WHAT TO DO >>
Write out the entire listing below exactly as it appears, minus any pictures.

— BEGIN INPUT RECORDS —

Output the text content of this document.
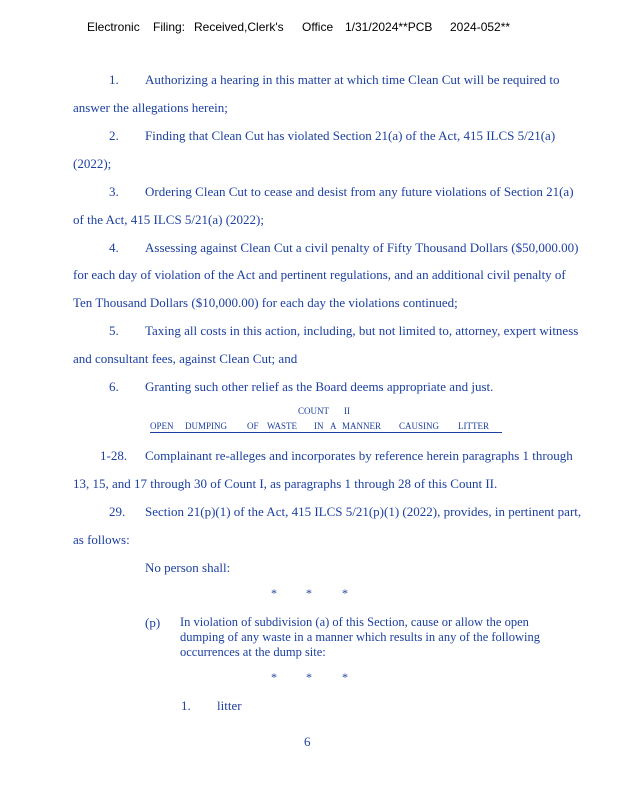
Electronic Filing: Received,Clerk's Office 1/31/2024**PCB 2024-052**
1. Authorizing a hearing in this matter at which time Clean Cut will be required to
answer the allegations herein;
2. Finding that Clean Cut has violated Section 21(a) of the Act, 415 ILCS 5/21(a)
(2022);
3. Ordering Clean Cut to cease and desist from any future violations of Section 21(a)
of the Act, 415 ILCS 5/21(a) (2022);
4. Assessing against Clean Cut a civil penalty of Fifty Thousand Dollars ($50,000.00)
for each day of violation of the Act and pertinent regulations, and an additional civil penalty of
Ten Thousand Dollars ($10,000.00) for each day the violations continued;
5. Taxing all costs in this action, including, but not limited to, attorney, expert witness
and consultant fees, against Clean Cut; and
6. Granting such other relief as the Board deems appropriate and just.
COUNT II
OPEN DUMPING OF WASTE IN A MANNER CAUSING LITTER
1-28. Complainant re-alleges and incorporates by reference herein paragraphs 1 through
13, 15, and 17 through 30 of Count I, as paragraphs 1 through 28 of this Count II.
29. Section 21(p)(1) of the Act, 415 ILCS 5/21(p)(1) (2022), provides, in pertinent part,
as follows:
No person shall:
* *	*
(p) In violation of subdivision (a) of this Section, cause or allow the open dumping of any waste in a manner which results in any of the following occurrences at the dump site:
* *	*
1. litter
6
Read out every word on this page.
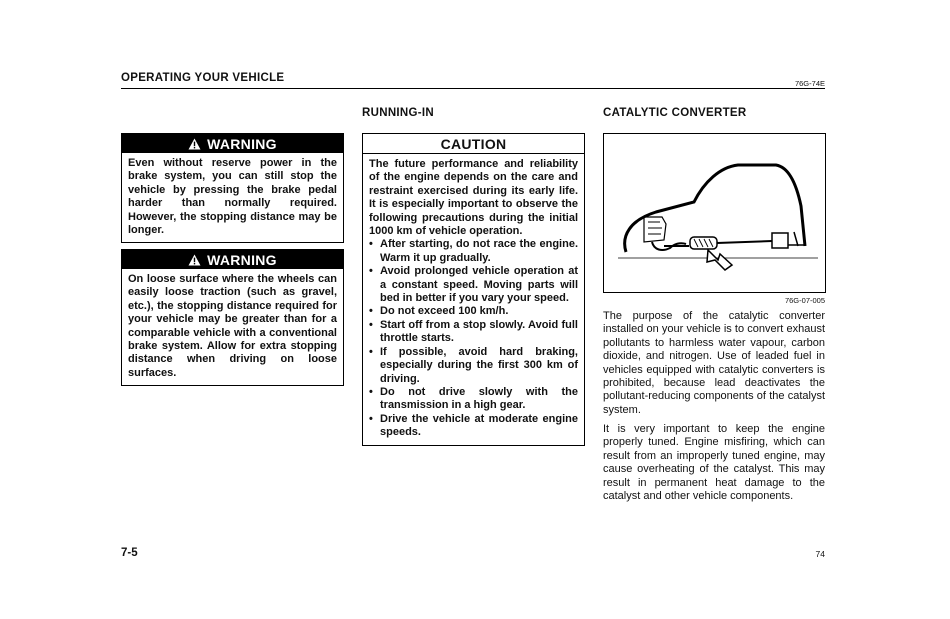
OPERATING YOUR VEHICLE	76G-74E
WARNING
Even without reserve power in the brake system, you can still stop the vehicle by pressing the brake pedal harder than normally required. However, the stopping distance may be longer.
WARNING
On loose surface where the wheels can easily loose traction (such as gravel, etc.), the stopping distance required for your vehicle may be greater than for a comparable vehicle with a conventional brake system. Allow for extra stopping distance when driving on loose surfaces.
RUNNING-IN
CAUTION
The future performance and reliability of the engine depends on the care and restraint exercised during its early life. It is especially important to observe the following precautions during the initial 1000 km of vehicle operation.
• After starting, do not race the engine. Warm it up gradually.
• Avoid prolonged vehicle operation at a constant speed. Moving parts will bed in better if you vary your speed.
• Do not exceed 100 km/h.
• Start off from a stop slowly. Avoid full throttle starts.
• If possible, avoid hard braking, especially during the first 300 km of driving.
• Do not drive slowly with the transmission in a high gear.
• Drive the vehicle at moderate engine speeds.
CATALYTIC CONVERTER
76G-07-005

The purpose of the catalytic converter installed on your vehicle is to convert exhaust pollutants to harmless water vapour, carbon dioxide, and nitrogen. Use of leaded fuel in vehicles equipped with catalytic converters is prohibited, because lead deactivates the pollutant-reducing components of the catalyst system.

It is very important to keep the engine properly tuned. Engine misfiring, which can result from an improperly tuned engine, may cause overheating of the catalyst. This may result in permanent heat damage to the catalyst and other vehicle components.

7-5	74
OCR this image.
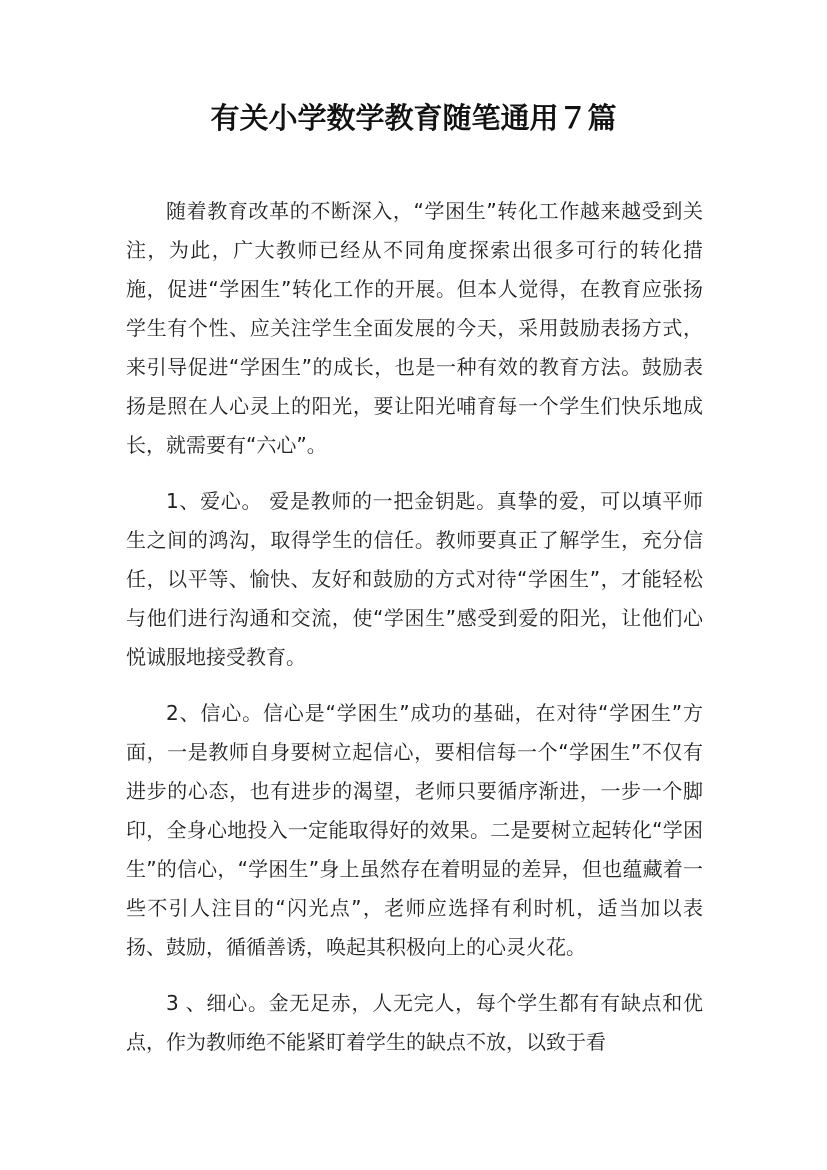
有关小学数学教育随笔通用７篇

随着教育改革的不断深入，“学困生”转化工作越来越受到关注，为此，广大教师已经从不同角度探索出很多可行的转化措施，促进“学困生”转化工作的开展。但本人觉得，在教育应张扬学生有个性、应关注学生全面发展的今天，采用鼓励表扬方式，来引导促进“学困生”的成长，也是一种有效的教育方法。鼓励表扬是照在人心灵上的阳光，要让阳光哺育每一个学生们快乐地成长，就需要有“六心”。

1、爱心。 爱是教师的一把金钥匙。真挚的爱，可以填平师生之间的鸿沟，取得学生的信任。教师要真正了解学生，充分信任，以平等、愉快、友好和鼓励的方式对待“学困生”，才能轻松与他们进行沟通和交流，使“学困生”感受到爱的阳光，让他们心悦诚服地接受教育。

2、信心。信心是“学困生”成功的基础，在对待“学困生”方面，一是教师自身要树立起信心，要相信每一个“学困生”不仅有进步的心态，也有进步的渴望，老师只要循序渐进，一步一个脚印，全身心地投入一定能取得好的效果。二是要树立起转化“学困生”的信心，“学困生”身上虽然存在着明显的差异，但也蕴藏着一些不引人注目的“闪光点”，老师应选择有利时机，适当加以表扬、鼓励，循循善诱，唤起其积极向上的心灵火花。

3 、细心。金无足赤，人无完人，每个学生都有有缺点和优点，作为教师绝不能紧盯着学生的缺点不放，以致于看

— END INPUT RECORDS —

WORKED ANSWER >>
Output the text content of this document.
Electronic Filing: Received,Clerk's Office 1/31/2024**PCB 2024-052**
1. Authorizing a hearing in this matter at which time Clean Cut will be required to
answer the allegations herein;
2. Finding that Clean Cut has violated Section 21(a) of the Act, 415 ILCS 5/21(a)
(2022);
3. Ordering Clean Cut to cease and desist from any future violations of Section 21(a)
of the Act, 415 ILCS 5/21(a) (2022);
4. Assessing against Clean Cut a civil penalty of Fifty Thousand Dollars ($50,000.00)
for each day of violation of the Act and pertinent regulations, and an additional civil penalty of
Ten Thousand Dollars ($10,000.00) for each day the violations continued;
5. Taxing all costs in this action, including, but not limited to, attorney, expert witness
and consultant fees, against Clean Cut; and
6. Granting such other relief as the Board deems appropriate and just.
COUNT II
OPEN DUMPING OF WASTE IN A MANNER CAUSING LITTER
1-28. Complainant re-alleges and incorporates by reference herein paragraphs 1 through
13, 15, and 17 through 30 of Count I, as paragraphs 1 through 28 of this Count II.
29. Section 21(p)(1) of the Act, 415 ILCS 5/21(p)(1) (2022), provides, in pertinent part,
as follows:
No person shall:
* *	*
(p) In violation of subdivision (a) of this Section, cause or allow the open dumping of any waste in a manner which results in any of the following occurrences at the dump site:
* *	*
1. litter
6
Read out every word on this page.
OPERATING YOUR VEHICLE	76G-74E
WARNING
Even without reserve power in the brake system, you can still stop the vehicle by pressing the brake pedal harder than normally required. However, the stopping distance may be longer.
WARNING
On loose surface where the wheels can easily loose traction (such as gravel, etc.), the stopping distance required for your vehicle may be greater than for a comparable vehicle with a conventional brake system. Allow for extra stopping distance when driving on loose surfaces.
RUNNING-IN
CAUTION
The future performance and reliability of the engine depends on the care and restraint exercised during its early life. It is especially important to observe the following precautions during the initial 1000 km of vehicle operation.
• After starting, do not race the engine. Warm it up gradually.
• Avoid prolonged vehicle operation at a constant speed. Moving parts will bed in better if you vary your speed.
• Do not exceed 100 km/h.
• Start off from a stop slowly. Avoid full throttle starts.
• If possible, avoid hard braking, especially during the first 300 km of driving.
• Do not drive slowly with the transmission in a high gear.
• Drive the vehicle at moderate engine speeds.
CATALYTIC CONVERTER
76G-07-005

The purpose of the catalytic converter installed on your vehicle is to convert exhaust pollutants to harmless water vapour, carbon dioxide, and nitrogen. Use of leaded fuel in vehicles equipped with catalytic converters is prohibited, because lead deactivates the pollutant-reducing components of the catalyst system.

It is very important to keep the engine properly tuned. Engine misfiring, which can result from an improperly tuned engine, may cause overheating of the catalyst. This may result in permanent heat damage to the catalyst and other vehicle components.

7-5	74
OCR this image.
有关小学数学教育随笔通用７篇

随着教育改革的不断深入，“学困生”转化工作越来越受到关注，为此，广大教师已经从不同角度探索出很多可行的转化措施，促进“学困生”转化工作的开展。但本人觉得，在教育应张扬学生有个性、应关注学生全面发展的今天，采用鼓励表扬方式，来引导促进“学困生”的成长，也是一种有效的教育方法。鼓励表扬是照在人心灵上的阳光，要让阳光哺育每一个学生们快乐地成长，就需要有“六心”。

1、爱心。 爱是教师的一把金钥匙。真挚的爱，可以填平师生之间的鸿沟，取得学生的信任。教师要真正了解学生，充分信任，以平等、愉快、友好和鼓励的方式对待“学困生”，才能轻松与他们进行沟通和交流，使“学困生”感受到爱的阳光，让他们心悦诚服地接受教育。

2、信心。信心是“学困生”成功的基础，在对待“学困生”方面，一是教师自身要树立起信心，要相信每一个“学困生”不仅有进步的心态，也有进步的渴望，老师只要循序渐进，一步一个脚印，全身心地投入一定能取得好的效果。二是要树立起转化“学困生”的信心，“学困生”身上虽然存在着明显的差异，但也蕴藏着一些不引人注目的“闪光点”，老师应选择有利时机，适当加以表扬、鼓励，循循善诱，唤起其积极向上的心灵火花。

3 、细心。金无足赤，人无完人，每个学生都有有缺点和优点，作为教师绝不能紧盯着学生的缺点不放，以致于看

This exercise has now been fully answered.